Copy the lines holding the word "TradingView", all of them.

### PROVIDED DATA ###

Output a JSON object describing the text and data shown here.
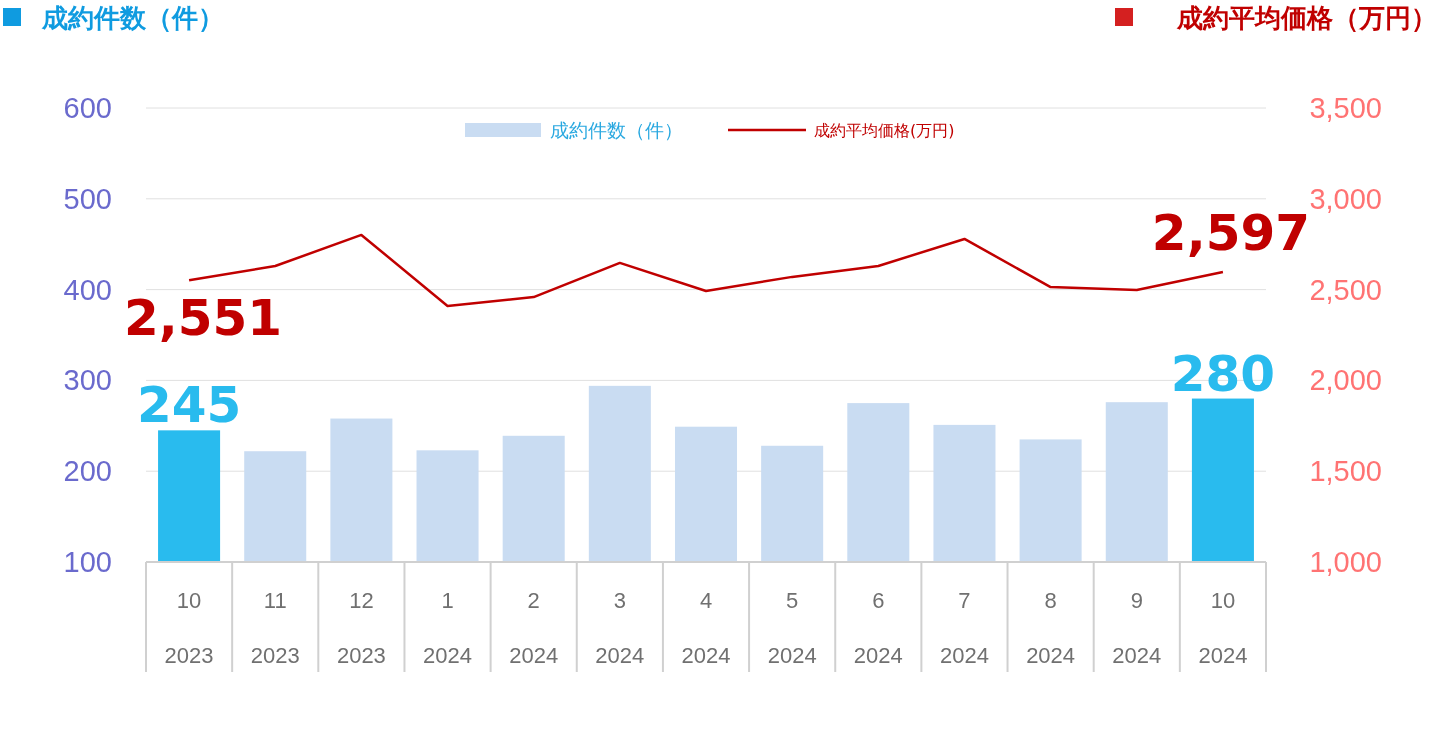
{
  "chart_data": {
    "type": "bar",
    "ylabel": "成約件数（件）",
    "y2label": "成約平均価格（万円）",
    "categories": [
      "10\n2023",
      "11\n2023",
      "12\n2023",
      "1\n2024",
      "2\n2024",
      "3\n2024",
      "4\n2024",
      "5\n2024",
      "6\n2024",
      "7\n2024",
      "8\n2024",
      "9\n2024",
      "10\n2024"
    ],
    "series": [
      {
        "name": "成約件数（件）",
        "color": "#c9dcf2",
        "colors": [
          "#29bbee",
          "#c9dcf2",
          "#c9dcf2",
          "#c9dcf2",
          "#c9dcf2",
          "#c9dcf2",
          "#c9dcf2",
          "#c9dcf2",
          "#c9dcf2",
          "#c9dcf2",
          "#c9dcf2",
          "#c9dcf2",
          "#29bbee"
        ],
        "values": [
          245,
          222,
          258,
          223,
          239,
          294,
          249,
          228,
          275,
          251,
          235,
          276,
          280
        ],
        "value_labels": [
          "245",
          null,
          null,
          null,
          null,
          null,
          null,
          null,
          null,
          null,
          null,
          null,
          "280"
        ]
      },
      {
        "type": "line",
        "axis": "y2",
        "name": "成約平均価格(万円)",
        "color": "#c00000",
        "values": [
          2551,
          2630,
          2801,
          2410,
          2459,
          2647,
          2492,
          2570,
          2630,
          2779,
          2514,
          2498,
          2597
        ],
        "value_labels": [
          "2,551",
          null,
          null,
          null,
          null,
          null,
          null,
          null,
          null,
          null,
          null,
          null,
          "2,597"
        ]
      }
    ],
    "ylim": [
      100,
      600
    ],
    "yticks": [
      100,
      200,
      300,
      400,
      500,
      600
    ],
    "y2lim": [
      1000,
      3500
    ],
    "y2ticks": [
      {
        "value": 1000,
        "label": "1,000"
      },
      {
        "value": 1500,
        "label": "1,500"
      },
      {
        "value": 2000,
        "label": "2,000"
      },
      {
        "value": 2500,
        "label": "2,500"
      },
      {
        "value": 3000,
        "label": "3,000"
      },
      {
        "value": 3500,
        "label": "3,500"
      }
    ],
    "grid": "y",
    "legend": "top",
    "marker": "none",
    "line_style": "solid"
  }
}
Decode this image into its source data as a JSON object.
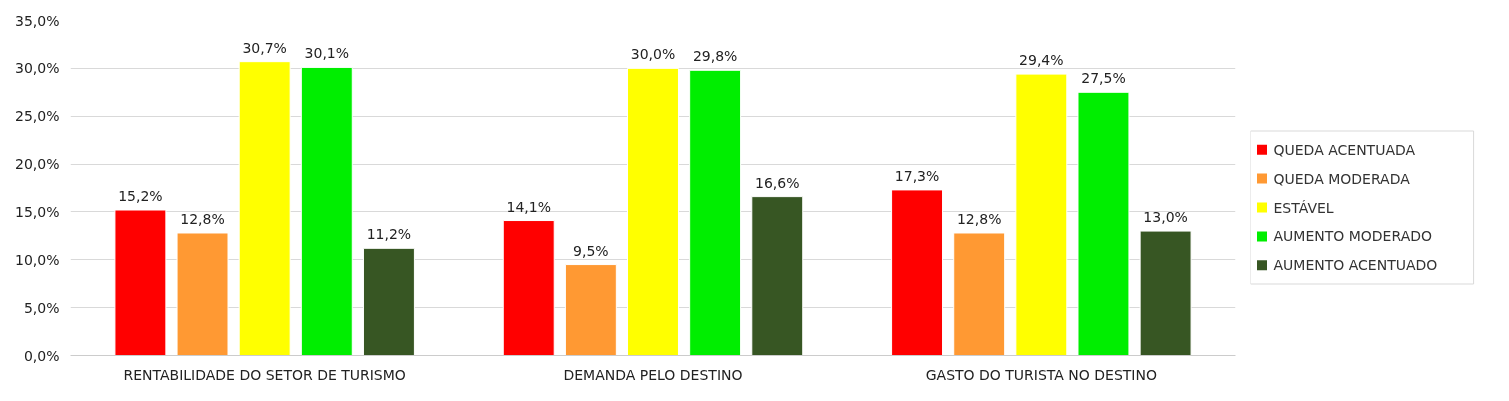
{
  "chart_data": {
    "type": "bar",
    "categories": [
      "RENTABILIDADE DO SETOR DE TURISMO",
      "DEMANDA PELO DESTINO",
      "GASTO DO TURISTA NO DESTINO"
    ],
    "series": [
      {
        "name": "QUEDA ACENTUADA",
        "color": "#ff0000",
        "values": [
          15.2,
          14.1,
          17.3
        ],
        "value_labels": [
          "15,2%",
          "14,1%",
          "17,3%"
        ]
      },
      {
        "name": "QUEDA MODERADA",
        "color": "#ff9933",
        "values": [
          12.8,
          9.5,
          12.8
        ],
        "value_labels": [
          "12,8%",
          "9,5%",
          "12,8%"
        ]
      },
      {
        "name": "ESTÁVEL",
        "color": "#ffff00",
        "values": [
          30.7,
          30.0,
          29.4
        ],
        "value_labels": [
          "30,7%",
          "30,0%",
          "29,4%"
        ]
      },
      {
        "name": "AUMENTO MODERADO",
        "color": "#00ee00",
        "values": [
          30.1,
          29.8,
          27.5
        ],
        "value_labels": [
          "30,1%",
          "29,8%",
          "27,5%"
        ]
      },
      {
        "name": "AUMENTO ACENTUADO",
        "color": "#375623",
        "values": [
          11.2,
          16.6,
          13.0
        ],
        "value_labels": [
          "11,2%",
          "16,6%",
          "13,0%"
        ]
      }
    ],
    "ylim": [
      0,
      35
    ],
    "yticks": [
      {
        "value": 0,
        "label": "0,0%"
      },
      {
        "value": 5,
        "label": "5,0%"
      },
      {
        "value": 10,
        "label": "10,0%"
      },
      {
        "value": 15,
        "label": "15,0%"
      },
      {
        "value": 20,
        "label": "20,0%"
      },
      {
        "value": 25,
        "label": "25,0%"
      },
      {
        "value": 30,
        "label": "30,0%"
      },
      {
        "value": 35,
        "label": "35,0%"
      }
    ],
    "grid": "y",
    "legend": "right"
  }
}
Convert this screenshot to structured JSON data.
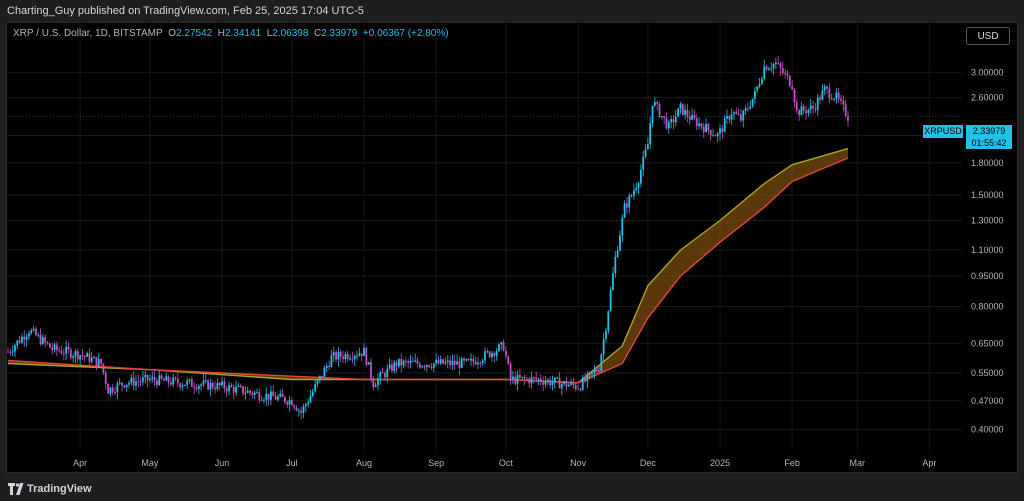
{
  "header": {
    "published": "Charting_Guy published on TradingView.com, Feb 25, 2025 17:04 UTC-5"
  },
  "ohlc": {
    "symbol": "XRP / U.S. Dollar, 1D, BITSTAMP",
    "o_label": "O",
    "o": "2.27542",
    "h_label": "H",
    "h": "2.34141",
    "l_label": "L",
    "l": "2.06398",
    "c_label": "C",
    "c": "2.33979",
    "change": "+0.06367 (+2.80%)"
  },
  "currency_button": "USD",
  "price_tag": {
    "ticker": "XRPUSD",
    "price": "2.33979",
    "countdown": "01:55:42"
  },
  "footer": {
    "brand": "TradingView"
  },
  "colors": {
    "up": "#22c1e8",
    "down": "#c154c1",
    "ema_fast": "#a6a820",
    "ema_slow": "#e8433a",
    "ribbon": "#7a4a10"
  },
  "chart_data": {
    "type": "candlestick",
    "scale": "log",
    "x_range": [
      "2025-02-25 minus 1 year",
      "Apr-2025"
    ],
    "x_ticks": [
      "Apr",
      "May",
      "Jun",
      "Jul",
      "Aug",
      "Sep",
      "Oct",
      "Nov",
      "Dec",
      "2025",
      "Feb",
      "Mar",
      "Apr"
    ],
    "y_ticks": [
      "3.00000",
      "2.60000",
      "2.10000",
      "1.80000",
      "1.50000",
      "1.30000",
      "1.10000",
      "0.95000",
      "0.80000",
      "0.65000",
      "0.55000",
      "0.47000",
      "0.40000"
    ],
    "ylim": [
      0.36,
      3.6
    ],
    "series": [
      {
        "name": "price_close",
        "x": [
          "2024-03-01",
          "2024-03-10",
          "2024-03-20",
          "2024-04-01",
          "2024-04-10",
          "2024-04-13",
          "2024-04-20",
          "2024-05-01",
          "2024-05-15",
          "2024-06-01",
          "2024-06-15",
          "2024-07-01",
          "2024-07-05",
          "2024-07-12",
          "2024-07-18",
          "2024-08-01",
          "2024-08-05",
          "2024-08-15",
          "2024-09-01",
          "2024-09-15",
          "2024-09-30",
          "2024-10-03",
          "2024-10-15",
          "2024-11-01",
          "2024-11-05",
          "2024-11-10",
          "2024-11-13",
          "2024-11-17",
          "2024-11-21",
          "2024-11-24",
          "2024-11-27",
          "2024-12-01",
          "2024-12-03",
          "2024-12-10",
          "2024-12-15",
          "2024-12-20",
          "2024-12-31",
          "2025-01-06",
          "2025-01-10",
          "2025-01-16",
          "2025-01-20",
          "2025-01-25",
          "2025-02-01",
          "2025-02-03",
          "2025-02-10",
          "2025-02-15",
          "2025-02-20",
          "2025-02-25"
        ],
        "values": [
          0.62,
          0.7,
          0.63,
          0.61,
          0.58,
          0.5,
          0.52,
          0.53,
          0.52,
          0.51,
          0.49,
          0.47,
          0.44,
          0.52,
          0.6,
          0.62,
          0.52,
          0.58,
          0.58,
          0.58,
          0.64,
          0.53,
          0.53,
          0.51,
          0.53,
          0.57,
          0.72,
          1.05,
          1.4,
          1.5,
          1.65,
          2.0,
          2.55,
          2.2,
          2.45,
          2.3,
          2.1,
          2.4,
          2.3,
          2.65,
          3.1,
          3.15,
          2.8,
          2.4,
          2.45,
          2.72,
          2.6,
          2.34
        ]
      },
      {
        "name": "ema_fast",
        "x": [
          "2024-03-01",
          "2024-05-01",
          "2024-07-01",
          "2024-08-01",
          "2024-10-01",
          "2024-11-01",
          "2024-11-20",
          "2024-12-01",
          "2024-12-15",
          "2025-01-01",
          "2025-01-20",
          "2025-02-01",
          "2025-02-25"
        ],
        "values": [
          0.58,
          0.56,
          0.53,
          0.53,
          0.53,
          0.52,
          0.64,
          0.9,
          1.1,
          1.3,
          1.6,
          1.78,
          1.95
        ]
      },
      {
        "name": "ema_slow",
        "x": [
          "2024-03-01",
          "2024-05-01",
          "2024-07-01",
          "2024-08-01",
          "2024-10-01",
          "2024-11-01",
          "2024-11-20",
          "2024-12-01",
          "2024-12-15",
          "2025-01-01",
          "2025-01-20",
          "2025-02-01",
          "2025-02-25"
        ],
        "values": [
          0.59,
          0.56,
          0.54,
          0.53,
          0.53,
          0.52,
          0.58,
          0.75,
          0.95,
          1.15,
          1.4,
          1.62,
          1.85
        ]
      }
    ]
  }
}
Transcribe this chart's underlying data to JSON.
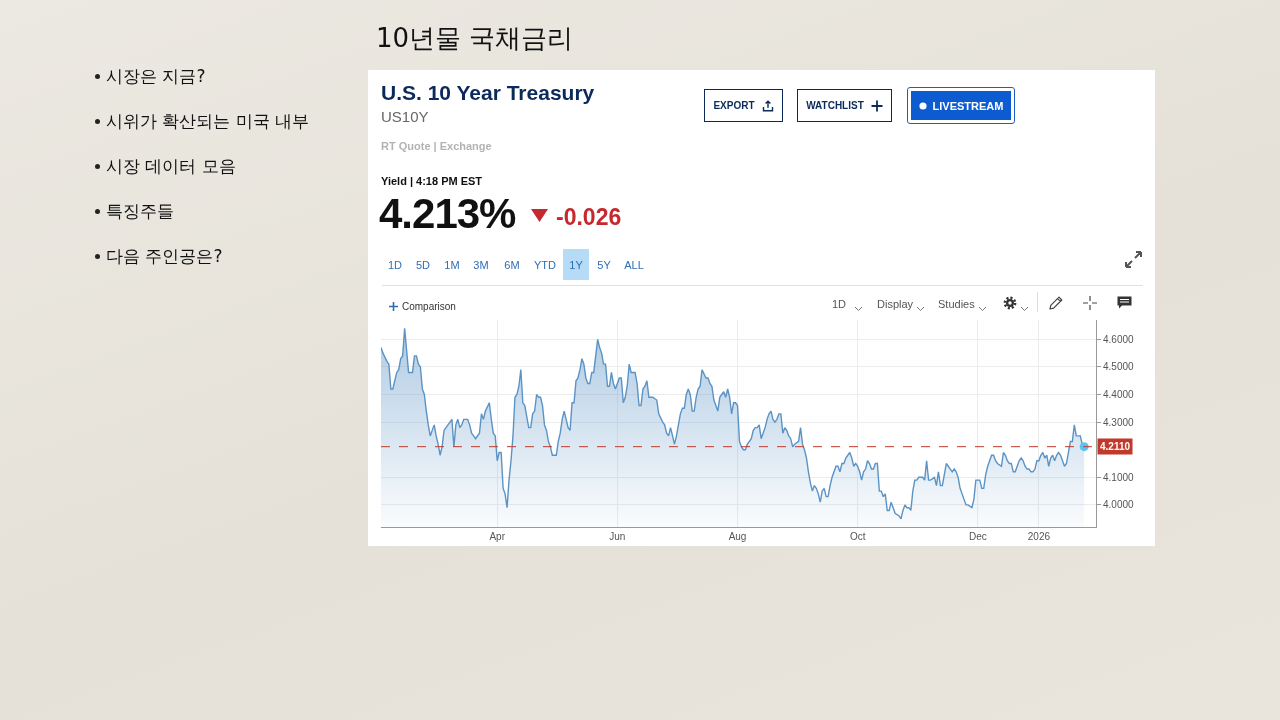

###

FULL SOLUTION ->
    "published": "Charting_Guy published on TradingView.com, Feb 25, 2025 17:04 UTC-5"
    "brand": "TradingView"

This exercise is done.